BEGIN PROVIDED DATA

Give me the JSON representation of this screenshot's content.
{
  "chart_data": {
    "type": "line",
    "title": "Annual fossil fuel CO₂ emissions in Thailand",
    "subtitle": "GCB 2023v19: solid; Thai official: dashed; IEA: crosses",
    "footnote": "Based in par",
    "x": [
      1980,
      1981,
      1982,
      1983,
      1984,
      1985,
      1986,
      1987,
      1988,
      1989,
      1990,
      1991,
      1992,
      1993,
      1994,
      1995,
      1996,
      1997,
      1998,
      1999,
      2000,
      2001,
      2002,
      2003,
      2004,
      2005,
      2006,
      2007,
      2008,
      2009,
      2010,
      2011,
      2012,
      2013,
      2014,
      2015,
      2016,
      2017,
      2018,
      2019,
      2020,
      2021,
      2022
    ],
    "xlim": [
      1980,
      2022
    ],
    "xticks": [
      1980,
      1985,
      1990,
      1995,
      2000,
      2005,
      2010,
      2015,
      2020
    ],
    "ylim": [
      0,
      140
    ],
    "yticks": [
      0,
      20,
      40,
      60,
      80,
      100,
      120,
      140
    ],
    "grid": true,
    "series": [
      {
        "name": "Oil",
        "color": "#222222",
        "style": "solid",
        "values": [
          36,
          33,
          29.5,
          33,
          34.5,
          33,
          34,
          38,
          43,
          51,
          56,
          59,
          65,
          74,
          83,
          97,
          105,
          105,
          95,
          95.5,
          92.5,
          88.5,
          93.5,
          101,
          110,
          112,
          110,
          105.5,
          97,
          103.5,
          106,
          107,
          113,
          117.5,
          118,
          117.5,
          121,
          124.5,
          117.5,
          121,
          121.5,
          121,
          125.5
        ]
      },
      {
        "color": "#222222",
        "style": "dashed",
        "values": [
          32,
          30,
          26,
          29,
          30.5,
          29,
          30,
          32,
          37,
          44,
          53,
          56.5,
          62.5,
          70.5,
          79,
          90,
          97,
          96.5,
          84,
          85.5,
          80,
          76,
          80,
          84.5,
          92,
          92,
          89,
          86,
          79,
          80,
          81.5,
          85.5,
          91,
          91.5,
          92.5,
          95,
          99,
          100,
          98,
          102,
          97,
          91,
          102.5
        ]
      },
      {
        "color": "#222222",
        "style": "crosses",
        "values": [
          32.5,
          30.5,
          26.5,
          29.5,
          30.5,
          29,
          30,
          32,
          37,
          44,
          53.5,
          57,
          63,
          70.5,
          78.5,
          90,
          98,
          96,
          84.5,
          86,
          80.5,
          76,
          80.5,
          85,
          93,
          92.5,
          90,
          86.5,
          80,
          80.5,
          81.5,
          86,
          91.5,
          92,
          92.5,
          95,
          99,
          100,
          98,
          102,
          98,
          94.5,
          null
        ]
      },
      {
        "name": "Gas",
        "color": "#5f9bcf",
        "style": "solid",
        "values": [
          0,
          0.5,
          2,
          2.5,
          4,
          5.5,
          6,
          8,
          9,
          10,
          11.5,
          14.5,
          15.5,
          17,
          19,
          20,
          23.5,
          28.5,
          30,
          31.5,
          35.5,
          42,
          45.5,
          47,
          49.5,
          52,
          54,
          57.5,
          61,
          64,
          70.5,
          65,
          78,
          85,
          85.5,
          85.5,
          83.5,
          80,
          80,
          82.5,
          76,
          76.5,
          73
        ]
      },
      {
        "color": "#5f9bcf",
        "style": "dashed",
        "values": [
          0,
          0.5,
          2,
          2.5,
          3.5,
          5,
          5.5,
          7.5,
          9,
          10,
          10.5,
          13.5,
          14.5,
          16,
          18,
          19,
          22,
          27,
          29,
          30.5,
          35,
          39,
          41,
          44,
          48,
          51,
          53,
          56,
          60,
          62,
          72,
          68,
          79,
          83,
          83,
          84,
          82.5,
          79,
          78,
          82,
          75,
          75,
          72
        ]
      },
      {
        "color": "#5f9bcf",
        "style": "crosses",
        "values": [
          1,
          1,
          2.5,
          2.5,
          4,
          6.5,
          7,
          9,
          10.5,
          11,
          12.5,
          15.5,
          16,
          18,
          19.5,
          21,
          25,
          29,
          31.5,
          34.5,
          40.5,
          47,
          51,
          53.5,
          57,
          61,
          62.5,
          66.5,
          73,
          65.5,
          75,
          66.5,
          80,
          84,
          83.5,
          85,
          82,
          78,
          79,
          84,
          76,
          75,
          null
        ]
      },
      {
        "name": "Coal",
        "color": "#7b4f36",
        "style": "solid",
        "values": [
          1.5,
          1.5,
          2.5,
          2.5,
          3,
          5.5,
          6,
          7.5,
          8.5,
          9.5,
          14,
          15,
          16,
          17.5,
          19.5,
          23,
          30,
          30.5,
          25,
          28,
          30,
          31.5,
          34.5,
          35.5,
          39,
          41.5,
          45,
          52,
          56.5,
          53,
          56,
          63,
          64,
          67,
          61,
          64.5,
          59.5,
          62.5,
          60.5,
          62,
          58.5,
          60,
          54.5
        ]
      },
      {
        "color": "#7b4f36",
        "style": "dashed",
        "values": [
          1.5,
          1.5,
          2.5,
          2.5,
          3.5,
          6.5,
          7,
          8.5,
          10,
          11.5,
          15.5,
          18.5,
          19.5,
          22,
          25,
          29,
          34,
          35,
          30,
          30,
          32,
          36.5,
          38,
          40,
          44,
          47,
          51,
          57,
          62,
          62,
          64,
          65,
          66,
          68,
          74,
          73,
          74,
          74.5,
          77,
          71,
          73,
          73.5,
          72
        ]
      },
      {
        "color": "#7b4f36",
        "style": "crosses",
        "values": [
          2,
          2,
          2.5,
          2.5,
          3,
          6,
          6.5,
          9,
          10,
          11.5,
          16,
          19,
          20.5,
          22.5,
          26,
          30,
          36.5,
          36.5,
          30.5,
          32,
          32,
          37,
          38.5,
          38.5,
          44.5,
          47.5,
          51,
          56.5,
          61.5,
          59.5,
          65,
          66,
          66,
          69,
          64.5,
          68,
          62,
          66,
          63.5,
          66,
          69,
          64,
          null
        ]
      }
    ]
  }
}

END PROVIDED DATA

▸ WHAT YOU ARE ASKED TO DO:
Restate the data above exactly, keeping each word as it stands.

▸ SOLUTION TO THIS TASK:
Give me the JSON representation of this screenshot's content.
{
  "chart_data": {
    "type": "line",
    "title": "Annual fossil fuel CO₂ emissions in Thailand",
    "subtitle": "GCB 2023v19: solid; Thai official: dashed; IEA: crosses",
    "footnote": "Based in par",
    "x": [
      1980,
      1981,
      1982,
      1983,
      1984,
      1985,
      1986,
      1987,
      1988,
      1989,
      1990,
      1991,
      1992,
      1993,
      1994,
      1995,
      1996,
      1997,
      1998,
      1999,
      2000,
      2001,
      2002,
      2003,
      2004,
      2005,
      2006,
      2007,
      2008,
      2009,
      2010,
      2011,
      2012,
      2013,
      2014,
      2015,
      2016,
      2017,
      2018,
      2019,
      2020,
      2021,
      2022
    ],
    "xlim": [
      1980,
      2022
    ],
    "xticks": [
      1980,
      1985,
      1990,
      1995,
      2000,
      2005,
      2010,
      2015,
      2020
    ],
    "ylim": [
      0,
      140
    ],
    "yticks": [
      0,
      20,
      40,
      60,
      80,
      100,
      120,
      140
    ],
    "grid": true,
    "series": [
      {
        "name": "Oil",
        "color": "#222222",
        "style": "solid",
        "values": [
          36,
          33,
          29.5,
          33,
          34.5,
          33,
          34,
          38,
          43,
          51,
          56,
          59,
          65,
          74,
          83,
          97,
          105,
          105,
          95,
          95.5,
          92.5,
          88.5,
          93.5,
          101,
          110,
          112,
          110,
          105.5,
          97,
          103.5,
          106,
          107,
          113,
          117.5,
          118,
          117.5,
          121,
          124.5,
          117.5,
          121,
          121.5,
          121,
          125.5
        ]
      },
      {
        "color": "#222222",
        "style": "dashed",
        "values": [
          32,
          30,
          26,
          29,
          30.5,
          29,
          30,
          32,
          37,
          44,
          53,
          56.5,
          62.5,
          70.5,
          79,
          90,
          97,
          96.5,
          84,
          85.5,
          80,
          76,
          80,
          84.5,
          92,
          92,
          89,
          86,
          79,
          80,
          81.5,
          85.5,
          91,
          91.5,
          92.5,
          95,
          99,
          100,
          98,
          102,
          97,
          91,
          102.5
        ]
      },
      {
        "color": "#222222",
        "style": "crosses",
        "values": [
          32.5,
          30.5,
          26.5,
          29.5,
          30.5,
          29,
          30,
          32,
          37,
          44,
          53.5,
          57,
          63,
          70.5,
          78.5,
          90,
          98,
          96,
          84.5,
          86,
          80.5,
          76,
          80.5,
          85,
          93,
          92.5,
          90,
          86.5,
          80,
          80.5,
          81.5,
          86,
          91.5,
          92,
          92.5,
          95,
          99,
          100,
          98,
          102,
          98,
          94.5,
          null
        ]
      },
      {
        "name": "Gas",
        "color": "#5f9bcf",
        "style": "solid",
        "values": [
          0,
          0.5,
          2,
          2.5,
          4,
          5.5,
          6,
          8,
          9,
          10,
          11.5,
          14.5,
          15.5,
          17,
          19,
          20,
          23.5,
          28.5,
          30,
          31.5,
          35.5,
          42,
          45.5,
          47,
          49.5,
          52,
          54,
          57.5,
          61,
          64,
          70.5,
          65,
          78,
          85,
          85.5,
          85.5,
          83.5,
          80,
          80,
          82.5,
          76,
          76.5,
          73
        ]
      },
      {
        "color": "#5f9bcf",
        "style": "dashed",
        "values": [
          0,
          0.5,
          2,
          2.5,
          3.5,
          5,
          5.5,
          7.5,
          9,
          10,
          10.5,
          13.5,
          14.5,
          16,
          18,
          19,
          22,
          27,
          29,
          30.5,
          35,
          39,
          41,
          44,
          48,
          51,
          53,
          56,
          60,
          62,
          72,
          68,
          79,
          83,
          83,
          84,
          82.5,
          79,
          78,
          82,
          75,
          75,
          72
        ]
      },
      {
        "color": "#5f9bcf",
        "style": "crosses",
        "values": [
          1,
          1,
          2.5,
          2.5,
          4,
          6.5,
          7,
          9,
          10.5,
          11,
          12.5,
          15.5,
          16,
          18,
          19.5,
          21,
          25,
          29,
          31.5,
          34.5,
          40.5,
          47,
          51,
          53.5,
          57,
          61,
          62.5,
          66.5,
          73,
          65.5,
          75,
          66.5,
          80,
          84,
          83.5,
          85,
          82,
          78,
          79,
          84,
          76,
          75,
          null
        ]
      },
      {
        "name": "Coal",
        "color": "#7b4f36",
        "style": "solid",
        "values": [
          1.5,
          1.5,
          2.5,
          2.5,
          3,
          5.5,
          6,
          7.5,
          8.5,
          9.5,
          14,
          15,
          16,
          17.5,
          19.5,
          23,
          30,
          30.5,
          25,
          28,
          30,
          31.5,
          34.5,
          35.5,
          39,
          41.5,
          45,
          52,
          56.5,
          53,
          56,
          63,
          64,
          67,
          61,
          64.5,
          59.5,
          62.5,
          60.5,
          62,
          58.5,
          60,
          54.5
        ]
      },
      {
        "color": "#7b4f36",
        "style": "dashed",
        "values": [
          1.5,
          1.5,
          2.5,
          2.5,
          3.5,
          6.5,
          7,
          8.5,
          10,
          11.5,
          15.5,
          18.5,
          19.5,
          22,
          25,
          29,
          34,
          35,
          30,
          30,
          32,
          36.5,
          38,
          40,
          44,
          47,
          51,
          57,
          62,
          62,
          64,
          65,
          66,
          68,
          74,
          73,
          74,
          74.5,
          77,
          71,
          73,
          73.5,
          72
        ]
      },
      {
        "color": "#7b4f36",
        "style": "crosses",
        "values": [
          2,
          2,
          2.5,
          2.5,
          3,
          6,
          6.5,
          9,
          10,
          11.5,
          16,
          19,
          20.5,
          22.5,
          26,
          30,
          36.5,
          36.5,
          30.5,
          32,
          32,
          37,
          38.5,
          38.5,
          44.5,
          47.5,
          51,
          56.5,
          61.5,
          59.5,
          65,
          66,
          66,
          69,
          64.5,
          68,
          62,
          66,
          63.5,
          66,
          69,
          64,
          null
        ]
      }
    ]
  }
}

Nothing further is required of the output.